*AIM OF THE EXERCISE:* Keep only the lines where "feedback" appears.

*SUPPLIED DATA:*
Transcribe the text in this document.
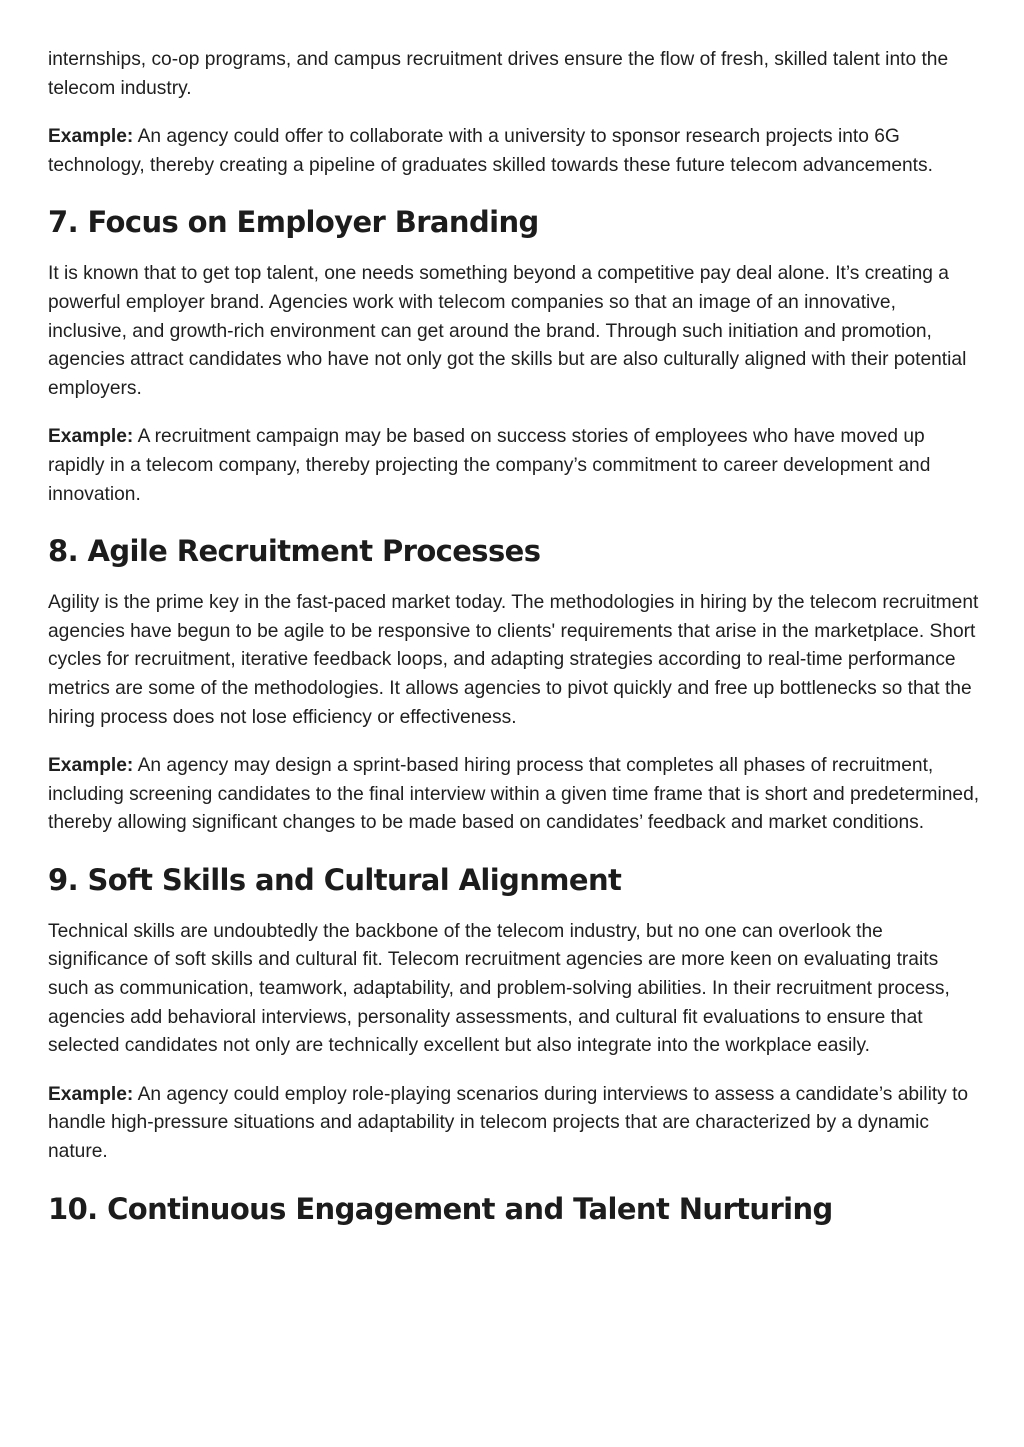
internships, co-op programs, and campus recruitment drives ensure the flow of fresh, skilled talent into the telecom industry.

Example: An agency could offer to collaborate with a university to sponsor research projects into 6G technology, thereby creating a pipeline of graduates skilled towards these future telecom advancements.

7. Focus on Employer Branding

It is known that to get top talent, one needs something beyond a competitive pay deal alone. It’s creating a powerful employer brand. Agencies work with telecom companies so that an image of an innovative, inclusive, and growth-rich environment can get around the brand. Through such initiation and promotion, agencies attract candidates who have not only got the skills but are also culturally aligned with their potential employers.

Example: A recruitment campaign may be based on success stories of employees who have moved up rapidly in a telecom company, thereby projecting the company’s commitment to career development and innovation.

8. Agile Recruitment Processes

Agility is the prime key in the fast-paced market today. The methodologies in hiring by the telecom recruitment agencies have begun to be agile to be responsive to clients' requirements that arise in the marketplace. Short cycles for recruitment, iterative feedback loops, and adapting strategies according to real-time performance metrics are some of the methodologies. It allows agencies to pivot quickly and free up bottlenecks so that the hiring process does not lose efficiency or effectiveness.

Example: An agency may design a sprint-based hiring process that completes all phases of recruitment, including screening candidates to the final interview within a given time frame that is short and predetermined, thereby allowing significant changes to be made based on candidates’ feedback and market conditions.

9. Soft Skills and Cultural Alignment

Technical skills are undoubtedly the backbone of the telecom industry, but no one can overlook the significance of soft skills and cultural fit. Telecom recruitment agencies are more keen on evaluating traits such as communication, teamwork, adaptability, and problem-solving abilities. In their recruitment process, agencies add behavioral interviews, personality assessments, and cultural fit evaluations to ensure that selected candidates not only are technically excellent but also integrate into the workplace easily.

Example: An agency could employ role-playing scenarios during interviews to assess a candidate’s ability to handle high-pressure situations and adaptability in telecom projects that are characterized by a dynamic nature.

10. Continuous Engagement and Talent Nurturing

*FINISHED EXERCISE:*
Agility is the prime key in the fast-paced market today. The methodologies in hiring by the telecom recruitment agencies have begun to be agile to be responsive to clients' requirements that arise in the marketplace. Short cycles for recruitment, iterative feedback loops, and adapting strategies according to real-time performance metrics are some of the methodologies. It allows agencies to pivot quickly and free up bottlenecks so that the hiring process does not lose efficiency or effectiveness.
Example: An agency may design a sprint-based hiring process that completes all phases of recruitment, including screening candidates to the final interview within a given time frame that is short and predetermined, thereby allowing significant changes to be made based on candidates’ feedback and market conditions.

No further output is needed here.